## Saved data entries:
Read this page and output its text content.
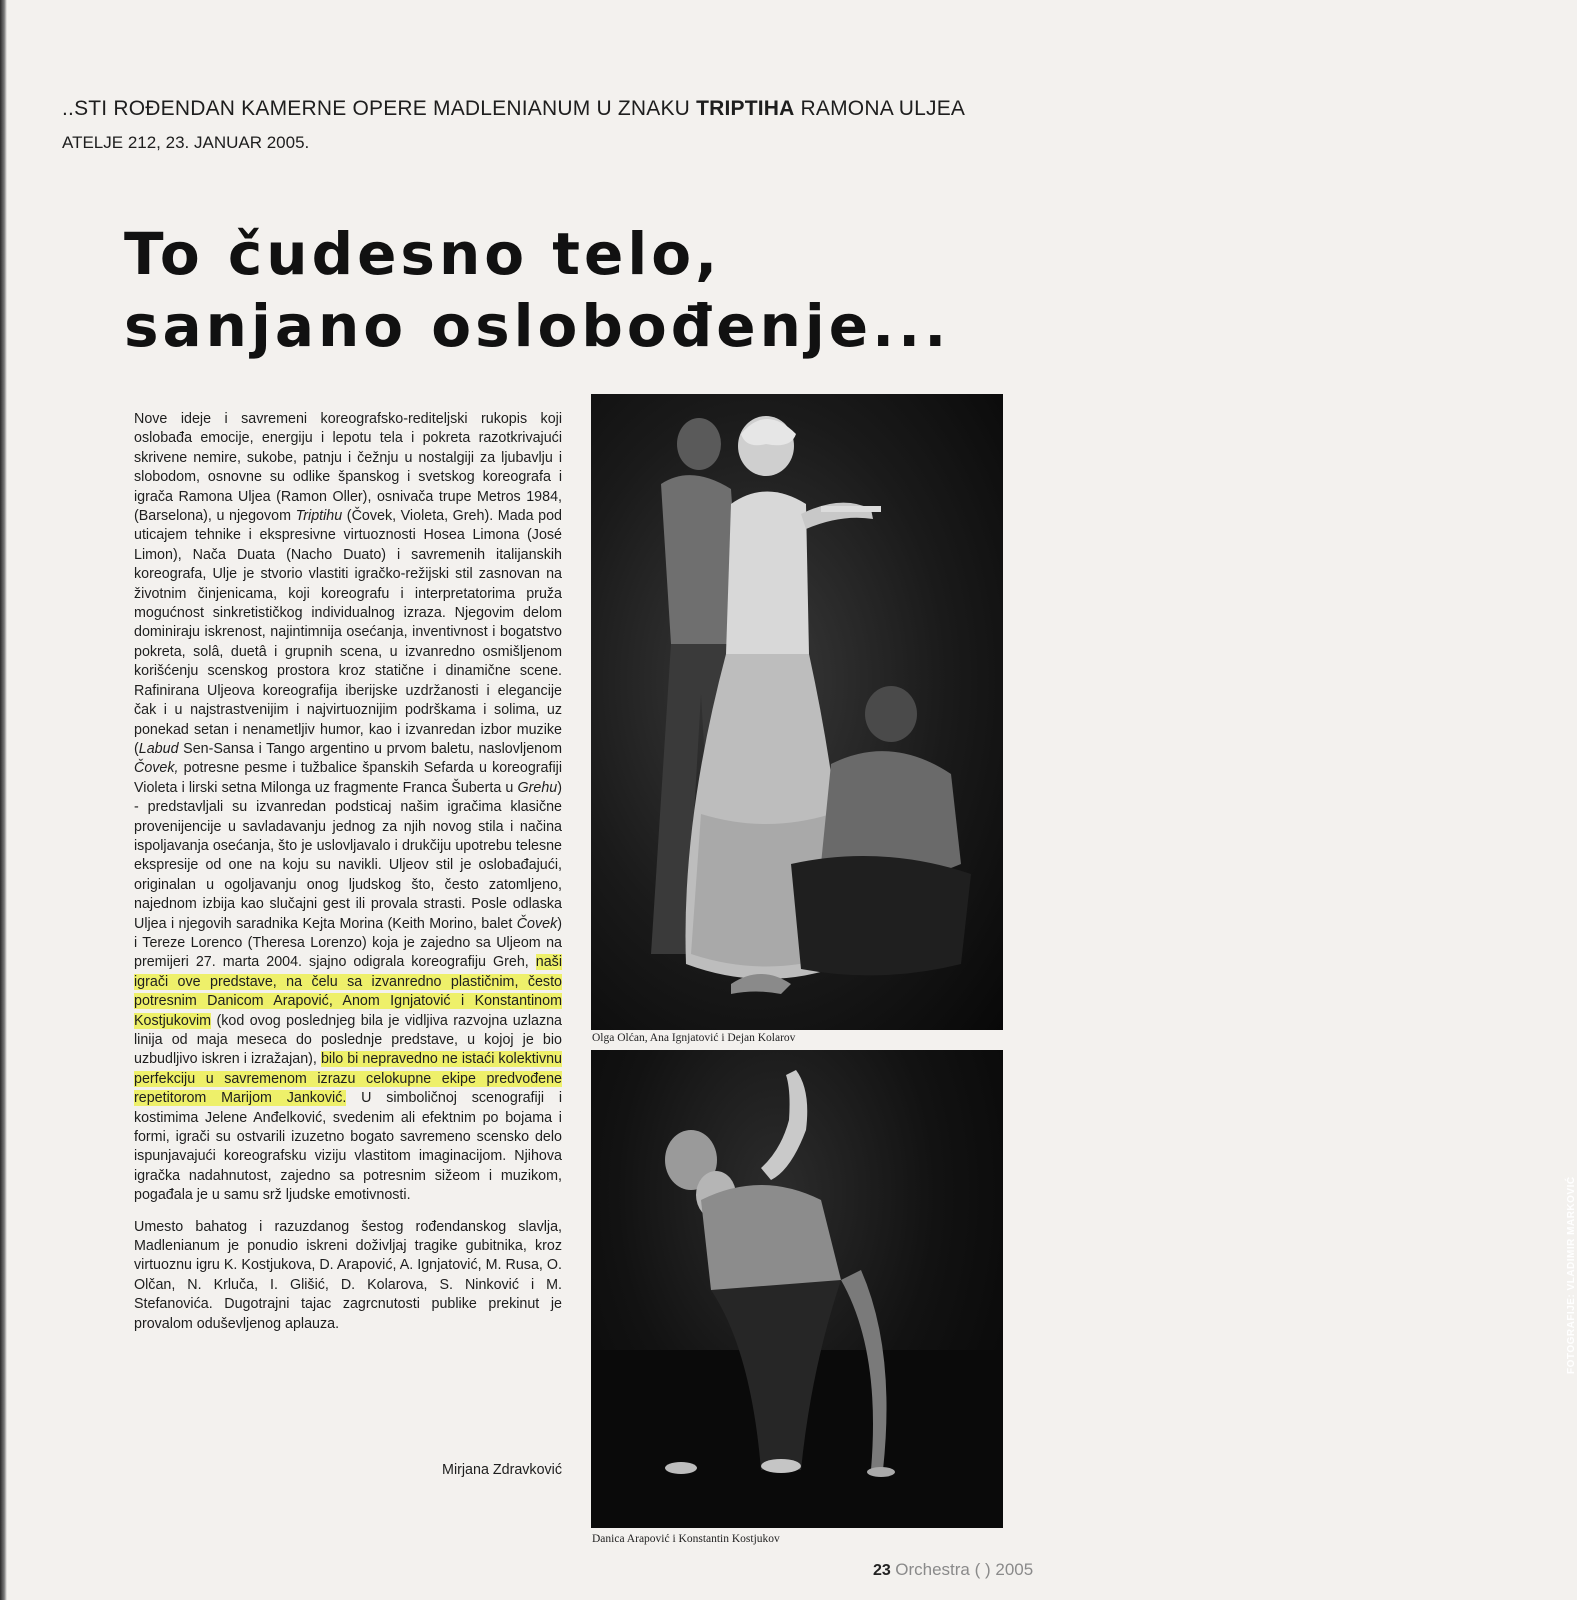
..STI ROĐENDAN KAMERNE OPERE MADLENIANUM U ZNAKU TRIPTIHA RAMONA ULJEA
ATELJE 212, 23. JANUAR 2005.
To čudesno telo,
sanjano oslobođenje...

Nove ideje i savremeni koreografsko-rediteljski rukopis koji oslobađa emocije, energiju i lepotu tela i pokreta razotkrivajući skrivene nemire, sukobe, patnju i čežnju u nostalgiji za ljubavlju i slobodom, osnovne su odlike španskog i svetskog koreografa i igrača Ramona Uljea (Ramon Oller), osnivača trupe Metros 1984, (Barselona), u njegovom Triptihu (Čovek, Violeta, Greh). Mada pod uticajem tehnike i ekspresivne virtuoznosti Hosea Limona (José Limon), Nača Duata (Nacho Duato) i savremenih italijanskih koreografa, Ulje je stvorio vlastiti igračko-režijski stil zasnovan na životnim činjenicama, koji koreografu i interpretatorima pruža mogućnost sinkretističkog individualnog izraza. Njegovim delom dominiraju iskrenost, najintimnija osećanja, inventivnost i bogatstvo pokreta, solâ, duetâ i grupnih scena, u izvanredno osmišljenom korišćenju scenskog prostora kroz statične i dinamične scene. Rafinirana Uljeova koreografija iberijske uzdržanosti i elegancije čak i u najstrastvenijim i najvirtuoznijim podrškama i solima, uz ponekad setan i nenametljiv humor, kao i izvanredan izbor muzike (Labud Sen-Sansa i Tango argentino u prvom baletu, naslovljenom Čovek, potresne pesme i tužbalice španskih Sefarda u koreografiji Violeta i lirski setna Milonga uz fragmente Franca Šuberta u Grehu) - predstavljali su izvanredan podsticaj našim igračima klasične provenijencije u savladavanju jednog za njih novog stila i načina ispoljavanja osećanja, što je uslovljavalo i drukčiju upotrebu telesne ekspresije od one na koju su navikli. Uljeov stil je oslobađajući, originalan u ogoljavanju onog ljudskog što, često zatomljeno, najednom izbija kao slučajni gest ili provala strasti. Posle odlaska Uljea i njegovih saradnika Kejta Morina (Keith Morino, balet Čovek) i Tereze Lorenco (Theresa Lorenzo) koja je zajedno sa Uljeom na premijeri 27. marta 2004. sjajno odigrala koreografiju Greh, naši igrači ove predstave, na čelu sa izvanredno plastičnim, često potresnim Danicom Arapović, Anom Ignjatović i Konstantinom Kostjukovim (kod ovog poslednjeg bila je vidljiva razvojna uzlazna linija od maja meseca do poslednje predstave, u kojoj je bio uzbudljivo iskren i izražajan), bilo bi nepravedno ne istaći kolektivnu perfekciju u savremenom izrazu celokupne ekipe predvođene repetitorom Marijom Janković. U simboličnoj scenografiji i kostimima Jelene Anđelković, svedenim ali efektnim po bojama i formi, igrači su ostvarili izuzetno bogato savremeno scensko delo ispunjavajući koreografsku viziju vlastitom imaginacijom. Njihova igračka nadahnutost, zajedno sa potresnim sižeom i muzikom, pogađala je u samu srž ljudske emotivnosti.

Umesto bahatog i razuzdanog šestog rođendanskog slavlja, Madlenianum je ponudio iskreni doživljaj tragike gubitnika, kroz virtuoznu igru K. Kostjukova, D. Arapović, A. Ignjatović, M. Rusa, O. Olčan, N. Krluča, I. Glišić, D. Kolarova, S. Ninković i M. Stefanovića. Dugotrajni tajac zagrcnutosti publike prekinut je provalom oduševljenog aplauza.

Mirjana Zdravković
FOTOGRAFIJE: VLADIMIR MARKOVIĆ
Olga Olćan, Ana Ignjatović i Dejan Kolarov
Danica Arapović i Konstantin Kostjukov
23 Orchestra ( ) 2005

## Job:
Leave out the pictures and retype every line above exactly.

## Written response:
Read this page and output its text content.
..STI ROĐENDAN KAMERNE OPERE MADLENIANUM U ZNAKU TRIPTIHA RAMONA ULJEA
ATELJE 212, 23. JANUAR 2005.
To čudesno telo,
sanjano oslobođenje...

Nove ideje i savremeni koreografsko-rediteljski rukopis koji oslobađa emocije, energiju i lepotu tela i pokreta razotkrivajući skrivene nemire, sukobe, patnju i čežnju u nostalgiji za ljubavlju i slobodom, osnovne su odlike španskog i svetskog koreografa i igrača Ramona Uljea (Ramon Oller), osnivača trupe Metros 1984, (Barselona), u njegovom Triptihu (Čovek, Violeta, Greh). Mada pod uticajem tehnike i ekspresivne virtuoznosti Hosea Limona (José Limon), Nača Duata (Nacho Duato) i savremenih italijanskih koreografa, Ulje je stvorio vlastiti igračko-režijski stil zasnovan na životnim činjenicama, koji koreografu i interpretatorima pruža mogućnost sinkretističkog individualnog izraza. Njegovim delom dominiraju iskrenost, najintimnija osećanja, inventivnost i bogatstvo pokreta, solâ, duetâ i grupnih scena, u izvanredno osmišljenom korišćenju scenskog prostora kroz statične i dinamične scene. Rafinirana Uljeova koreografija iberijske uzdržanosti i elegancije čak i u najstrastvenijim i najvirtuoznijim podrškama i solima, uz ponekad setan i nenametljiv humor, kao i izvanredan izbor muzike (Labud Sen-Sansa i Tango argentino u prvom baletu, naslovljenom Čovek, potresne pesme i tužbalice španskih Sefarda u koreografiji Violeta i lirski setna Milonga uz fragmente Franca Šuberta u Grehu) - predstavljali su izvanredan podsticaj našim igračima klasične provenijencije u savladavanju jednog za njih novog stila i načina ispoljavanja osećanja, što je uslovljavalo i drukčiju upotrebu telesne ekspresije od one na koju su navikli. Uljeov stil je oslobađajući, originalan u ogoljavanju onog ljudskog što, često zatomljeno, najednom izbija kao slučajni gest ili provala strasti. Posle odlaska Uljea i njegovih saradnika Kejta Morina (Keith Morino, balet Čovek) i Tereze Lorenco (Theresa Lorenzo) koja je zajedno sa Uljeom na premijeri 27. marta 2004. sjajno odigrala koreografiju Greh, naši igrači ove predstave, na čelu sa izvanredno plastičnim, često potresnim Danicom Arapović, Anom Ignjatović i Konstantinom Kostjukovim (kod ovog poslednjeg bila je vidljiva razvojna uzlazna linija od maja meseca do poslednje predstave, u kojoj je bio uzbudljivo iskren i izražajan), bilo bi nepravedno ne istaći kolektivnu perfekciju u savremenom izrazu celokupne ekipe predvođene repetitorom Marijom Janković. U simboličnoj scenografiji i kostimima Jelene Anđelković, svedenim ali efektnim po bojama i formi, igrači su ostvarili izuzetno bogato savremeno scensko delo ispunjavajući koreografsku viziju vlastitom imaginacijom. Njihova igračka nadahnutost, zajedno sa potresnim sižeom i muzikom, pogađala je u samu srž ljudske emotivnosti.

Umesto bahatog i razuzdanog šestog rođendanskog slavlja, Madlenianum je ponudio iskreni doživljaj tragike gubitnika, kroz virtuoznu igru K. Kostjukova, D. Arapović, A. Ignjatović, M. Rusa, O. Olčan, N. Krluča, I. Glišić, D. Kolarova, S. Ninković i M. Stefanovića. Dugotrajni tajac zagrcnutosti publike prekinut je provalom oduševljenog aplauza.

Mirjana Zdravković
FOTOGRAFIJE: VLADIMIR MARKOVIĆ
Olga Olćan, Ana Ignjatović i Dejan Kolarov
Danica Arapović i Konstantin Kostjukov
23 Orchestra ( ) 2005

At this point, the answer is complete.